■ Task goal ■
Copy all the entries below exactly, but not the pictures.
## START Material provided
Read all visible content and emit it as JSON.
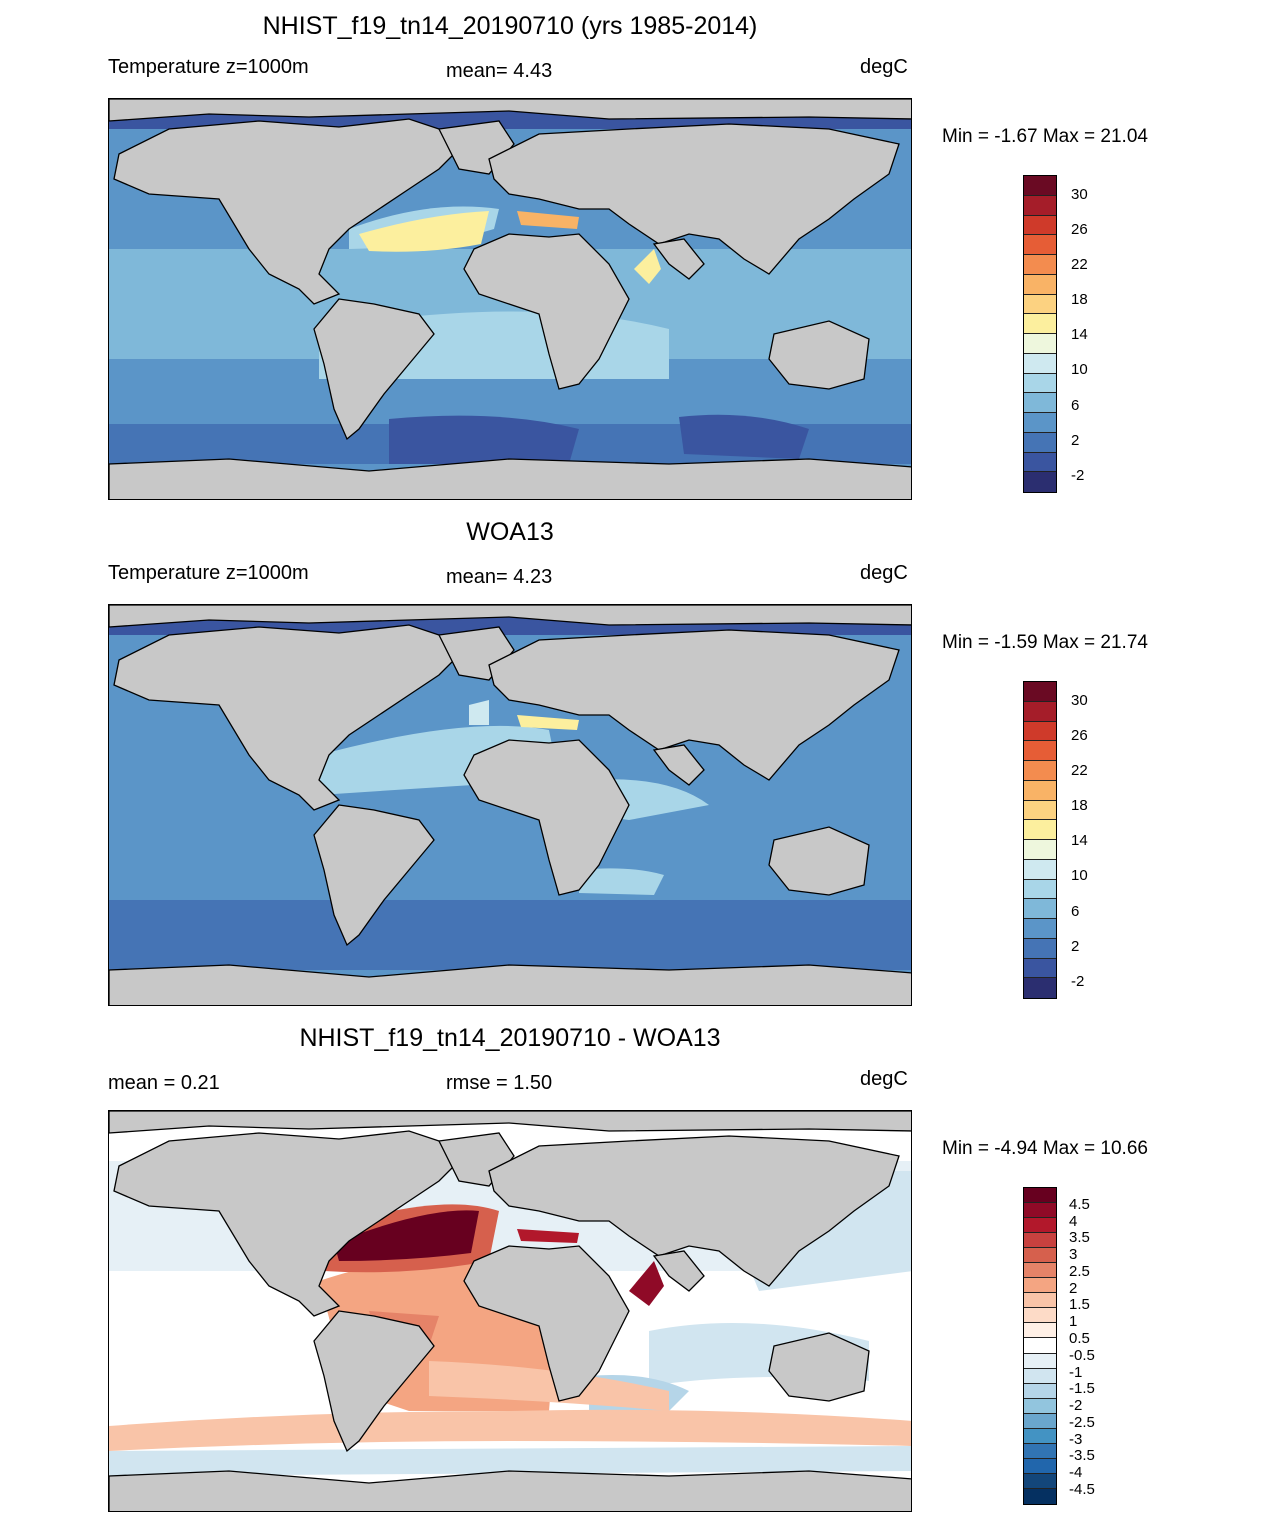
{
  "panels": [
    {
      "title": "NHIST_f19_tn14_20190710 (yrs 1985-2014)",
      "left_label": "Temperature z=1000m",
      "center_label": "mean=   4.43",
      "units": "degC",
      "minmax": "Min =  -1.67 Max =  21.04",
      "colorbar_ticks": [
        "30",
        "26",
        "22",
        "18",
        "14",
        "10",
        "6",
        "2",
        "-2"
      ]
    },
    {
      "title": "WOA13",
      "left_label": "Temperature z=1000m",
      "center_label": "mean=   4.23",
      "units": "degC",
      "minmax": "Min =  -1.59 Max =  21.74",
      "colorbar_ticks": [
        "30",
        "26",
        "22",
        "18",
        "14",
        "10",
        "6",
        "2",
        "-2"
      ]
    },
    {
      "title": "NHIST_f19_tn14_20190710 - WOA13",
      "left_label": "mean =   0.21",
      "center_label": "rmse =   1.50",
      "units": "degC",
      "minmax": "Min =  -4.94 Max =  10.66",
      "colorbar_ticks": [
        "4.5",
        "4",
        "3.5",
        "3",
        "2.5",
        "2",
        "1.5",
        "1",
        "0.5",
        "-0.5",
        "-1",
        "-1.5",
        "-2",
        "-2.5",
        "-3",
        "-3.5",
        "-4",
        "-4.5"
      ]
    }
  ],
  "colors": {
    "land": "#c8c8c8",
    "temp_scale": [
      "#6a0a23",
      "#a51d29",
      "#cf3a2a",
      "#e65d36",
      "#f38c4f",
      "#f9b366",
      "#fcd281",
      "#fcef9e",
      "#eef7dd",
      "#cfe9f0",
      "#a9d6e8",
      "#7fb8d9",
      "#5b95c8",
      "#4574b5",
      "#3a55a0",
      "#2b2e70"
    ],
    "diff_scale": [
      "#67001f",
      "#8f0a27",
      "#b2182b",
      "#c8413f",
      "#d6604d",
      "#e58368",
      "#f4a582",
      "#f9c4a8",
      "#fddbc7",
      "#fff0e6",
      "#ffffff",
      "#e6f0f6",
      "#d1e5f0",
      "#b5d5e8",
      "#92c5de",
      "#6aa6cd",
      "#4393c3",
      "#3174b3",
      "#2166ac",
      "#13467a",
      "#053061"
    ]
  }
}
## END Material provided
■ Response below ■
Read all visible content and emit it as JSON.
{
  "panels": [
    {
      "title": "NHIST_f19_tn14_20190710 (yrs 1985-2014)",
      "left_label": "Temperature z=1000m",
      "center_label": "mean=   4.43",
      "units": "degC",
      "minmax": "Min =  -1.67 Max =  21.04",
      "colorbar_ticks": [
        "30",
        "26",
        "22",
        "18",
        "14",
        "10",
        "6",
        "2",
        "-2"
      ]
    },
    {
      "title": "WOA13",
      "left_label": "Temperature z=1000m",
      "center_label": "mean=   4.23",
      "units": "degC",
      "minmax": "Min =  -1.59 Max =  21.74",
      "colorbar_ticks": [
        "30",
        "26",
        "22",
        "18",
        "14",
        "10",
        "6",
        "2",
        "-2"
      ]
    },
    {
      "title": "NHIST_f19_tn14_20190710 - WOA13",
      "left_label": "mean =   0.21",
      "center_label": "rmse =   1.50",
      "units": "degC",
      "minmax": "Min =  -4.94 Max =  10.66",
      "colorbar_ticks": [
        "4.5",
        "4",
        "3.5",
        "3",
        "2.5",
        "2",
        "1.5",
        "1",
        "0.5",
        "-0.5",
        "-1",
        "-1.5",
        "-2",
        "-2.5",
        "-3",
        "-3.5",
        "-4",
        "-4.5"
      ]
    }
  ],
  "colors": {
    "land": "#c8c8c8",
    "temp_scale": [
      "#6a0a23",
      "#a51d29",
      "#cf3a2a",
      "#e65d36",
      "#f38c4f",
      "#f9b366",
      "#fcd281",
      "#fcef9e",
      "#eef7dd",
      "#cfe9f0",
      "#a9d6e8",
      "#7fb8d9",
      "#5b95c8",
      "#4574b5",
      "#3a55a0",
      "#2b2e70"
    ],
    "diff_scale": [
      "#67001f",
      "#8f0a27",
      "#b2182b",
      "#c8413f",
      "#d6604d",
      "#e58368",
      "#f4a582",
      "#f9c4a8",
      "#fddbc7",
      "#fff0e6",
      "#ffffff",
      "#e6f0f6",
      "#d1e5f0",
      "#b5d5e8",
      "#92c5de",
      "#6aa6cd",
      "#4393c3",
      "#3174b3",
      "#2166ac",
      "#13467a",
      "#053061"
    ]
  }
}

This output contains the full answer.